* Given exercise *
Copy each line below that includes "other".

>> start Material for this task

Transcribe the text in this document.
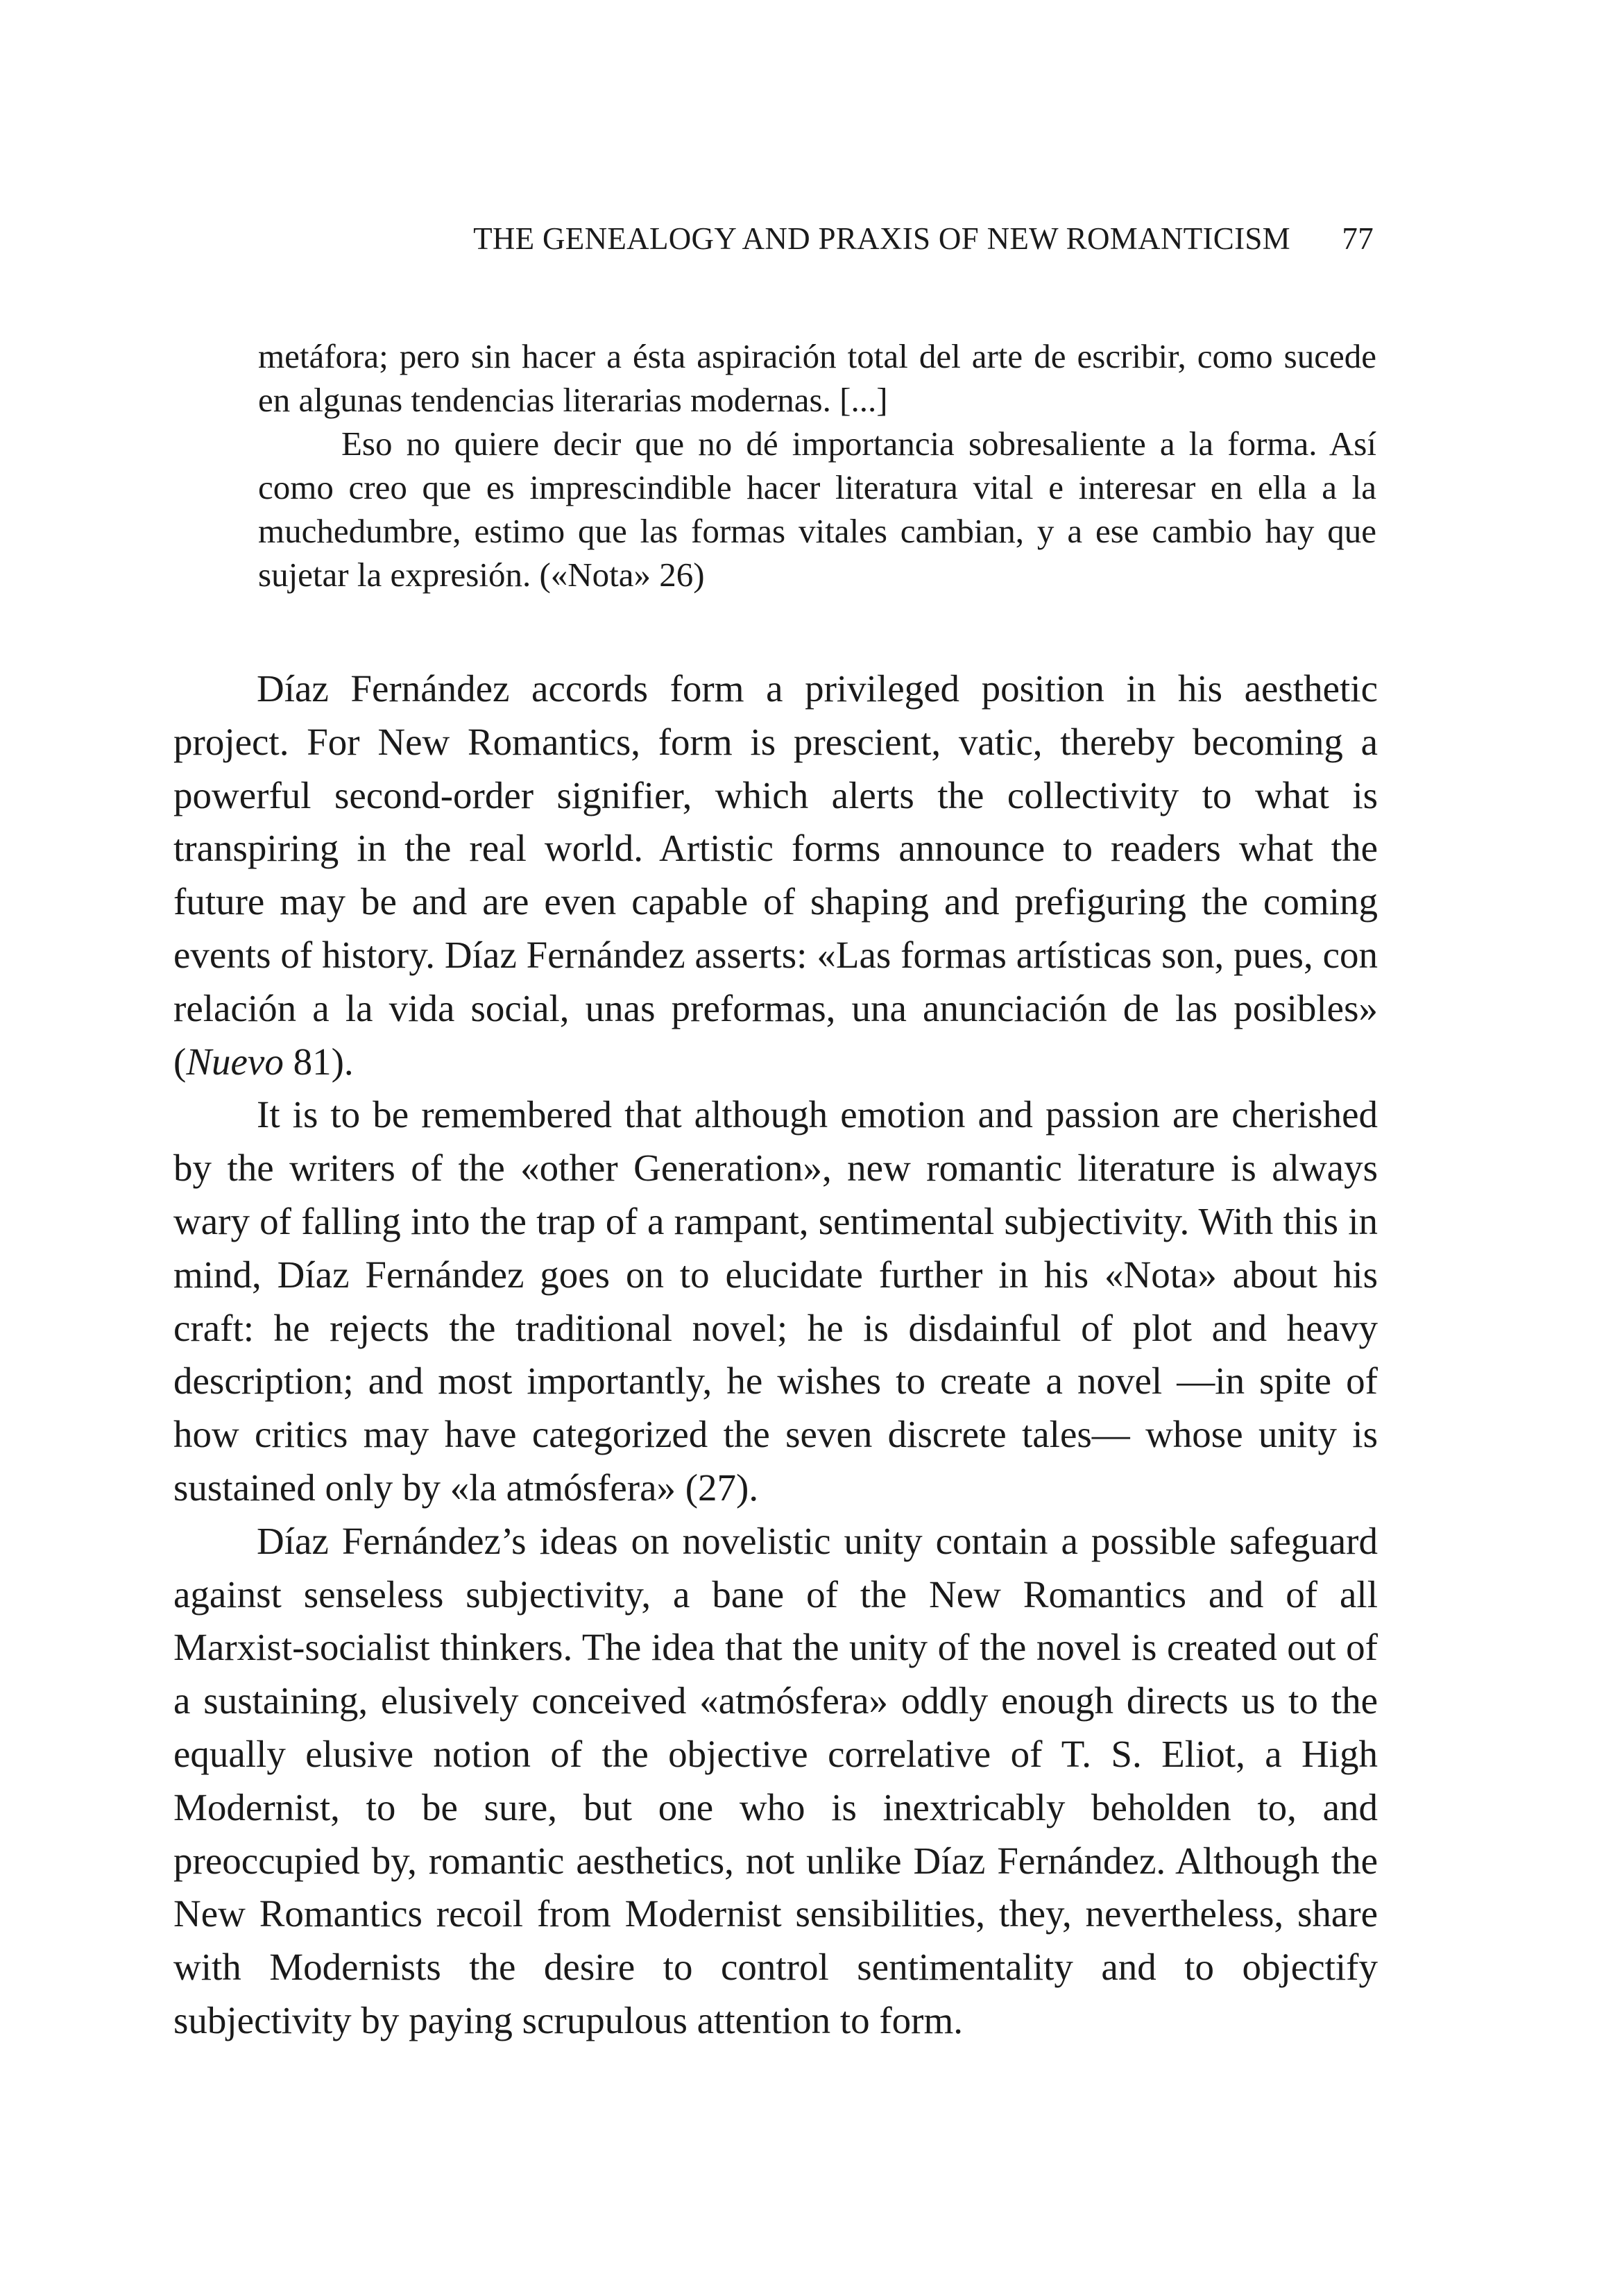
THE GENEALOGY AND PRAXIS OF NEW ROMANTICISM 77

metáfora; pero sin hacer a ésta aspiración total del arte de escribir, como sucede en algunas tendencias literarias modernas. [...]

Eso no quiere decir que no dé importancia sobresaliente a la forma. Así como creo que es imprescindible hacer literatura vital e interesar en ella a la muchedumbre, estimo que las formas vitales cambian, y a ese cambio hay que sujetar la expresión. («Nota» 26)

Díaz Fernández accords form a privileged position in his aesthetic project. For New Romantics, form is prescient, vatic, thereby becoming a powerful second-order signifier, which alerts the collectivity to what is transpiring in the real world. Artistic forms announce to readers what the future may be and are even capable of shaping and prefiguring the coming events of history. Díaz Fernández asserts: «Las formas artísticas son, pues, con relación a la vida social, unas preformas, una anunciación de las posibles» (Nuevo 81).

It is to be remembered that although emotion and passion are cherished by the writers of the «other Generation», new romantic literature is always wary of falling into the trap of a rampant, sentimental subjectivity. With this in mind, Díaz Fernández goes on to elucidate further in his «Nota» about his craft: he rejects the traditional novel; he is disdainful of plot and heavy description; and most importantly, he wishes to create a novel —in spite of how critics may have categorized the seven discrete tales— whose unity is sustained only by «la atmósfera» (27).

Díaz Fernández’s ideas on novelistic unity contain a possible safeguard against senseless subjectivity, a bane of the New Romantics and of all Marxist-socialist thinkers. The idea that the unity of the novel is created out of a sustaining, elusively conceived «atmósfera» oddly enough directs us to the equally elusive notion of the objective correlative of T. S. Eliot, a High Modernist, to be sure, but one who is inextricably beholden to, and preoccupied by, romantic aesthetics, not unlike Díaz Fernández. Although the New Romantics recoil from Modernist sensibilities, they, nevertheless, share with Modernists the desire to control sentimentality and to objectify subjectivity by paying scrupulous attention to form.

>> end Material for this task
>> start Material for this task

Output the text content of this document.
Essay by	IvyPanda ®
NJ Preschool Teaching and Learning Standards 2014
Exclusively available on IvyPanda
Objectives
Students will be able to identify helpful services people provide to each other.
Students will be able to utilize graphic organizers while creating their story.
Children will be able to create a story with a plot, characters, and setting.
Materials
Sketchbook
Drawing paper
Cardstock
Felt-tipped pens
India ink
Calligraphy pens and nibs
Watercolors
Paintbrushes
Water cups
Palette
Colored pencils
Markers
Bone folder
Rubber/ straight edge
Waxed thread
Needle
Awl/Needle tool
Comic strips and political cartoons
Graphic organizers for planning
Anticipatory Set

>> end Material for this task

* Solution to the problem *
It is to be remembered that although emotion and passion are cherished by the writers of the «other Generation», new romantic literature is always wary of falling into the trap of a rampant, sentimental subjectivity. With this in mind, Díaz Fernández goes on to elucidate further in his «Nota» about his craft: he rejects the traditional novel; he is disdainful of plot and heavy description; and most importantly, he wishes to create a novel —in spite of how critics may have categorized the seven discrete tales— whose unity is sustained only by «la atmósfera» (27).
Students will be able to identify helpful services people provide to each other.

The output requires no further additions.